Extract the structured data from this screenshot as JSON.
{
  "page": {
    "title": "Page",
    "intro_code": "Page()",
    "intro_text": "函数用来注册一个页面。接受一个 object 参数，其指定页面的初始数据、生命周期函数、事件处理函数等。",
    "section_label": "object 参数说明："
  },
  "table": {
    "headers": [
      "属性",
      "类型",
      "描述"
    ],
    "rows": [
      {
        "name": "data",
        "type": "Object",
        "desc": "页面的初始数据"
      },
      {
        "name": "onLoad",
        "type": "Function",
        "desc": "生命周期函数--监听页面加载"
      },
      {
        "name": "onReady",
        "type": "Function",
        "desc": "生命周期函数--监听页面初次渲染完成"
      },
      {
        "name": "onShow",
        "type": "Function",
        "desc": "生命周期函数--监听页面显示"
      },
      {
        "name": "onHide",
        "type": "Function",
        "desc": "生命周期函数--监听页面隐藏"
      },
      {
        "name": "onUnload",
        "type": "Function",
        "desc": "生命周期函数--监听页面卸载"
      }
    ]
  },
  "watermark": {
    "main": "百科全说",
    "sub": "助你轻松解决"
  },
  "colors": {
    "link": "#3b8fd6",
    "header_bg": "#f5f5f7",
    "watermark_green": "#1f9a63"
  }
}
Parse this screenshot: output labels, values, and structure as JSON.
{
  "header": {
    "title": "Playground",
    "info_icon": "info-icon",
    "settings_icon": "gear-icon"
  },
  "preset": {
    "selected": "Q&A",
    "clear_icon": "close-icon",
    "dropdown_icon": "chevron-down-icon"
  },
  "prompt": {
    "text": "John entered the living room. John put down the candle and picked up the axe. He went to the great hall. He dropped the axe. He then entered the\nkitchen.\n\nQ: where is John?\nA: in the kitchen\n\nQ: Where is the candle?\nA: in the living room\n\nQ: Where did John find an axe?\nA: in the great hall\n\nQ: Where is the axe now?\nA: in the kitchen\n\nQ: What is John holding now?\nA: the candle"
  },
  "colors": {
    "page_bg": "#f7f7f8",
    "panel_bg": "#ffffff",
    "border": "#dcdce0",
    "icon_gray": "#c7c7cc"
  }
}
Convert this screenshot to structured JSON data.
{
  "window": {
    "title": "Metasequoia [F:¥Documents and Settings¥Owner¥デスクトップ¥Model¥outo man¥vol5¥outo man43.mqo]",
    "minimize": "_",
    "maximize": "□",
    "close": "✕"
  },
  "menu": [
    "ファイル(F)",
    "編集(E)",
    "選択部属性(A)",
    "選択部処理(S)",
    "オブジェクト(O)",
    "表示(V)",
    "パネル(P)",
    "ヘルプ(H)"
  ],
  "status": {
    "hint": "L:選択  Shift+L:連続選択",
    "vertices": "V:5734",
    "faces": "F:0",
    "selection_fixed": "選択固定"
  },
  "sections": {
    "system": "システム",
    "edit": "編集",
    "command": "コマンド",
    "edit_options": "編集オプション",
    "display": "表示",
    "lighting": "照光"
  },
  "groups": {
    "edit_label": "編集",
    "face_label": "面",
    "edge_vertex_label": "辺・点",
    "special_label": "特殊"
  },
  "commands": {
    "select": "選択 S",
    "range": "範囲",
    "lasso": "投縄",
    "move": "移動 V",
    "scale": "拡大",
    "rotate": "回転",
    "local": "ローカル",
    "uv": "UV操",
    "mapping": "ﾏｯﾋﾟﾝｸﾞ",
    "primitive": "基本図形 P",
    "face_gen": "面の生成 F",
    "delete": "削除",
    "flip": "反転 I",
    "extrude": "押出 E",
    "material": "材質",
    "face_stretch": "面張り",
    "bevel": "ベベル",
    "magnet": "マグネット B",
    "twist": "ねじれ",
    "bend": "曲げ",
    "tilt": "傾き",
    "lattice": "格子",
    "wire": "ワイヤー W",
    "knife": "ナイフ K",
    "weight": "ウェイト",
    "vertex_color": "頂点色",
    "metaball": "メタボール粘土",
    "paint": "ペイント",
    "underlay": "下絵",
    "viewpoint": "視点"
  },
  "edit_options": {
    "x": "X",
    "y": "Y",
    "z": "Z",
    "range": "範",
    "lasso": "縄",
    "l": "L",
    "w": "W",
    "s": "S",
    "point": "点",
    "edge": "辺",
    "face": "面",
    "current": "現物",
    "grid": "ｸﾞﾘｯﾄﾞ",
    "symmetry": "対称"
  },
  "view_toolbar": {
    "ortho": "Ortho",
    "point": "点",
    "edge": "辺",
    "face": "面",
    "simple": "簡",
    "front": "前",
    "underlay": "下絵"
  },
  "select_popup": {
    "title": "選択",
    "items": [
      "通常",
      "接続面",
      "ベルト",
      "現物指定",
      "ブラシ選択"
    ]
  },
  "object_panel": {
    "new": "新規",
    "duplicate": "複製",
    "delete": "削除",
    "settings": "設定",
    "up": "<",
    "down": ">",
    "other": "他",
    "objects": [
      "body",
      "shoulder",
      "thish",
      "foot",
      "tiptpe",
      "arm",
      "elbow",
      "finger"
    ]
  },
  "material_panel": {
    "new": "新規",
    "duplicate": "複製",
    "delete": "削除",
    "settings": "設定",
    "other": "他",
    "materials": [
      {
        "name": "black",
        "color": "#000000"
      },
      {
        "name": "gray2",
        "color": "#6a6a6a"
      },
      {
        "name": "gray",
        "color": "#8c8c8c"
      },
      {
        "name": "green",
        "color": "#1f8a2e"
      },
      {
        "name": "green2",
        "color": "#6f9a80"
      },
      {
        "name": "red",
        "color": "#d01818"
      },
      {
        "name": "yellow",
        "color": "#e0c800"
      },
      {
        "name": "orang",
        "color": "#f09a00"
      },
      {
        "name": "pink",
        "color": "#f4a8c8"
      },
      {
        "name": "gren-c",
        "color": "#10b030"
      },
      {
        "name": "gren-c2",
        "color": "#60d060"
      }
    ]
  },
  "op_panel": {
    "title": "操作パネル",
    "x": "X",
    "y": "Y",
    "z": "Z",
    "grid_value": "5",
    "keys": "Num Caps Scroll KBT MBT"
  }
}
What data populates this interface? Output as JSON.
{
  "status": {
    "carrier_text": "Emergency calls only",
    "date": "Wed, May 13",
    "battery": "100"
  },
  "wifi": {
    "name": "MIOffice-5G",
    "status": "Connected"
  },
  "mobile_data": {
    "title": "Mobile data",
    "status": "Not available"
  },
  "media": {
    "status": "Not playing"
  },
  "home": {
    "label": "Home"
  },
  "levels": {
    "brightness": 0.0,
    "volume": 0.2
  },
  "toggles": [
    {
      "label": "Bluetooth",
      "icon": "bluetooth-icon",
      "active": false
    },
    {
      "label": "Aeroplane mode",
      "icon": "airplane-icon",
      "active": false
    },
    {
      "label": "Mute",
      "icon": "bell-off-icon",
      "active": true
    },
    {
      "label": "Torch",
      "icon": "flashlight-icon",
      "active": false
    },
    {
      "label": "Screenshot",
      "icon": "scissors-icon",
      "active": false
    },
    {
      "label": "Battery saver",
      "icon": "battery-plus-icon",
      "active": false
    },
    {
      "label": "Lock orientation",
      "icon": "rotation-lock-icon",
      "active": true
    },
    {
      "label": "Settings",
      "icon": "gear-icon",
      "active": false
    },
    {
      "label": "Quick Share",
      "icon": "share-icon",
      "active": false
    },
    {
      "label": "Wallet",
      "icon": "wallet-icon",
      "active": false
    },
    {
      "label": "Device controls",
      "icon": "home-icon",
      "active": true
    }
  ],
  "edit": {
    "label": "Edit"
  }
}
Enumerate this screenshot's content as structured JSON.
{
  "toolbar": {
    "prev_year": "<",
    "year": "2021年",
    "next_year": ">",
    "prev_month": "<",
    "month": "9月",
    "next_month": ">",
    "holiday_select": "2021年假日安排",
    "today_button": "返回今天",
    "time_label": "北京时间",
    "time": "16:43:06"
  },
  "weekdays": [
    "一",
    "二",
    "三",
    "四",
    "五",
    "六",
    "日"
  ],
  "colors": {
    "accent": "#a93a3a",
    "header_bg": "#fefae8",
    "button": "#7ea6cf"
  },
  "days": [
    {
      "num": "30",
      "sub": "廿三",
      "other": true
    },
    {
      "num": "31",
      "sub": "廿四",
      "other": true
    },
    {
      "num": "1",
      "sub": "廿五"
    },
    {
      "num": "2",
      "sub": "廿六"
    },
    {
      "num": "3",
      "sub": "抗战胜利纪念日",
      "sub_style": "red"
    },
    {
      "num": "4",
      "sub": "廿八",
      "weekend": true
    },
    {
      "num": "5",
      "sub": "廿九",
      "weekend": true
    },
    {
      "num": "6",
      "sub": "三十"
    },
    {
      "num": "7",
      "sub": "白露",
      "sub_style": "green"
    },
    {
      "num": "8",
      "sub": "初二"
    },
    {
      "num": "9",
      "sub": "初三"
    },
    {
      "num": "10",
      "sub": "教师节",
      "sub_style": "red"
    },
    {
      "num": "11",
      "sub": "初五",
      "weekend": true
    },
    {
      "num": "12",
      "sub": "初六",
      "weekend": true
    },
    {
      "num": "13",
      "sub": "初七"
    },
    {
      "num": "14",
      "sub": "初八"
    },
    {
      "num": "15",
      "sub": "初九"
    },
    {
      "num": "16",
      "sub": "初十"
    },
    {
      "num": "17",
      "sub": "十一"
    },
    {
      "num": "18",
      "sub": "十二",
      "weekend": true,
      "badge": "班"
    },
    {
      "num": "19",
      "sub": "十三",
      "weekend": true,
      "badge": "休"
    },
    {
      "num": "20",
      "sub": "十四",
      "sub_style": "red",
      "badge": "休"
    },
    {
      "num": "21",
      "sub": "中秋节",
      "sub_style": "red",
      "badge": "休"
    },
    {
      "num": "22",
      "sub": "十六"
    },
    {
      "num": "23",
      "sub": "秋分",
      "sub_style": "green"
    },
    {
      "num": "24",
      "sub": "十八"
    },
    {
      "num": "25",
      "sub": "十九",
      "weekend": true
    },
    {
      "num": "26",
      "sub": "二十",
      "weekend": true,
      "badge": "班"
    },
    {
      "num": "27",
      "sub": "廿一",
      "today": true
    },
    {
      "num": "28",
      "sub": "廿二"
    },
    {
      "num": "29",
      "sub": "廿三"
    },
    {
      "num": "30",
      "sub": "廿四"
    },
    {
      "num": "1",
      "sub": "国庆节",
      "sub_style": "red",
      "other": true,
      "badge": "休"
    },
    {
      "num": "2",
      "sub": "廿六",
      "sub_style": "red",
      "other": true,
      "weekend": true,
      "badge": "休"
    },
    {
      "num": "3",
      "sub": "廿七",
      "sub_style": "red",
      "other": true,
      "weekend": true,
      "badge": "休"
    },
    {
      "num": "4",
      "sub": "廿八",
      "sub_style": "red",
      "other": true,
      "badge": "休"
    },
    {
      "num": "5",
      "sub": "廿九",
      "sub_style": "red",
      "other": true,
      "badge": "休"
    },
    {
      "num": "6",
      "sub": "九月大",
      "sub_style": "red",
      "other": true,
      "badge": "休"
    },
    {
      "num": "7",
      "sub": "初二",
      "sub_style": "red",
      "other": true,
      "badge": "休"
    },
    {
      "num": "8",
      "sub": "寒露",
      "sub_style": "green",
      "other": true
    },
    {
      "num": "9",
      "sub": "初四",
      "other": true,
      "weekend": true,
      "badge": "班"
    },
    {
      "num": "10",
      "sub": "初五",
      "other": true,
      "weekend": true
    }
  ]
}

§ **Exercise aim**
Using the records above, pull out each line where the word "structured" occurs.

§ **Written answer**
Extract the structured data from this screenshot as JSON.
Convert this screenshot to structured JSON data.
Enumerate this screenshot's content as structured JSON.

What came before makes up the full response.